Exercise inputs:
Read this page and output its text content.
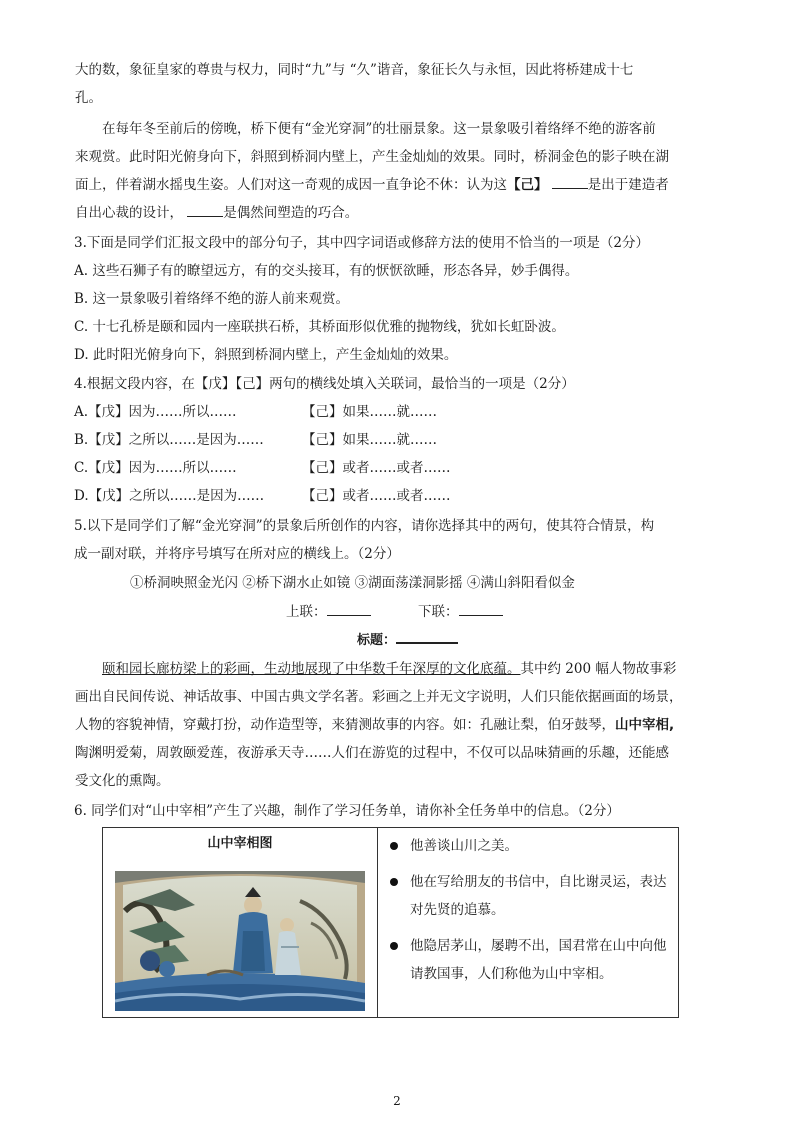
大的数，象征皇家的尊贵与权力，同时“九”与 “久”谐音，象征长久与永恒，因此将桥建成十七
孔。
在每年冬至前后的傍晚，桥下便有“金光穿洞”的壮丽景象。这一景象吸引着络绎不绝的游客前
来观赏。此时阳光俯身向下，斜照到桥洞内壁上，产生金灿灿的效果。同时，桥洞金色的影子映在湖
面上，伴着湖水摇曳生姿。人们对这一奇观的成因一直争论不休：认为这【己】	是出于建造者
自出心裁的设计，	是偶然间塑造的巧合。
3.下面是同学们汇报文段中的部分句子，其中四字词语或修辞方法的使用不恰当的一项是（2分）
A. 这些石狮子有的瞭望远方，有的交头接耳，有的恹恹欲睡，形态各异，妙手偶得。
B. 这一景象吸引着络绎不绝的游人前来观赏。
C. 十七孔桥是颐和园内一座联拱石桥，其桥面形似优雅的抛物线，犹如长虹卧波。
D. 此时阳光俯身向下，斜照到桥洞内壁上，产生金灿灿的效果。
4.根据文段内容，在【戊】【己】两句的横线处填入关联词，最恰当的一项是（2分）
A.【戊】因为……所以……	【己】如果……就……
B.【戊】之所以……是因为……	【己】如果……就……
C.【戊】因为……所以……	【己】或者……或者……
D.【戊】之所以……是因为……	【己】或者……或者……
5.以下是同学们了解“金光穿洞”的景象后所创作的内容，请你选择其中的两句，使其符合情景，构
成一副对联，并将序号填写在所对应的横线上。（2分）
①桥洞映照金光闪 ②桥下湖水止如镜 ③湖面荡漾洞影摇 ④满山斜阳看似金
上联：	下联：
标题：
颐和园长廊枋梁上的彩画，生动地展现了中华数千年深厚的文化底蕴。其中约 200 幅人物故事彩
画出自民间传说、神话故事、中国古典文学名著。彩画之上并无文字说明，人们只能依据画面的场景，
人物的容貌神情，穿戴打扮，动作造型等，来猜测故事的内容。如：孔融让梨，伯牙鼓琴，山中宰相,
陶渊明爱菊，周敦颐爱莲，夜游承天寺……人们在游览的过程中，不仅可以品味猜画的乐趣，还能感
受文化的熏陶。
6. 同学们对“山中宰相”产生了兴趣，制作了学习任务单，请你补全任务单中的信息。（2分）
山中宰相图	他善谈山川之美。
他在写给朋友的书信中，自比谢灵运，表达对先贤的追慕。
他隐居茅山，屡聘不出，国君常在山中向他请教国事，人们称他为山中宰相。
2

Work to complete:
Your copy should hold every record word for word and none of the pictures.

Result for this task:
Read this page and output its text content.
大的数，象征皇家的尊贵与权力，同时“九”与 “久”谐音，象征长久与永恒，因此将桥建成十七
孔。
在每年冬至前后的傍晚，桥下便有“金光穿洞”的壮丽景象。这一景象吸引着络绎不绝的游客前
来观赏。此时阳光俯身向下，斜照到桥洞内壁上，产生金灿灿的效果。同时，桥洞金色的影子映在湖
面上，伴着湖水摇曳生姿。人们对这一奇观的成因一直争论不休：认为这【己】	是出于建造者
自出心裁的设计，	是偶然间塑造的巧合。
3.下面是同学们汇报文段中的部分句子，其中四字词语或修辞方法的使用不恰当的一项是（2分）
A. 这些石狮子有的瞭望远方，有的交头接耳，有的恹恹欲睡，形态各异，妙手偶得。
B. 这一景象吸引着络绎不绝的游人前来观赏。
C. 十七孔桥是颐和园内一座联拱石桥，其桥面形似优雅的抛物线，犹如长虹卧波。
D. 此时阳光俯身向下，斜照到桥洞内壁上，产生金灿灿的效果。
4.根据文段内容，在【戊】【己】两句的横线处填入关联词，最恰当的一项是（2分）
A.【戊】因为……所以……	【己】如果……就……
B.【戊】之所以……是因为……	【己】如果……就……
C.【戊】因为……所以……	【己】或者……或者……
D.【戊】之所以……是因为……	【己】或者……或者……
5.以下是同学们了解“金光穿洞”的景象后所创作的内容，请你选择其中的两句，使其符合情景，构
成一副对联，并将序号填写在所对应的横线上。（2分）
①桥洞映照金光闪 ②桥下湖水止如镜 ③湖面荡漾洞影摇 ④满山斜阳看似金
上联：	下联：
标题：
颐和园长廊枋梁上的彩画，生动地展现了中华数千年深厚的文化底蕴。其中约 200 幅人物故事彩
画出自民间传说、神话故事、中国古典文学名著。彩画之上并无文字说明，人们只能依据画面的场景，
人物的容貌神情，穿戴打扮，动作造型等，来猜测故事的内容。如：孔融让梨，伯牙鼓琴，山中宰相,
陶渊明爱菊，周敦颐爱莲，夜游承天寺……人们在游览的过程中，不仅可以品味猜画的乐趣，还能感
受文化的熏陶。
6. 同学们对“山中宰相”产生了兴趣，制作了学习任务单，请你补全任务单中的信息。（2分）
山中宰相图	他善谈山川之美。
他在写给朋友的书信中，自比谢灵运，表达对先贤的追慕。
他隐居茅山，屡聘不出，国君常在山中向他请教国事，人们称他为山中宰相。
2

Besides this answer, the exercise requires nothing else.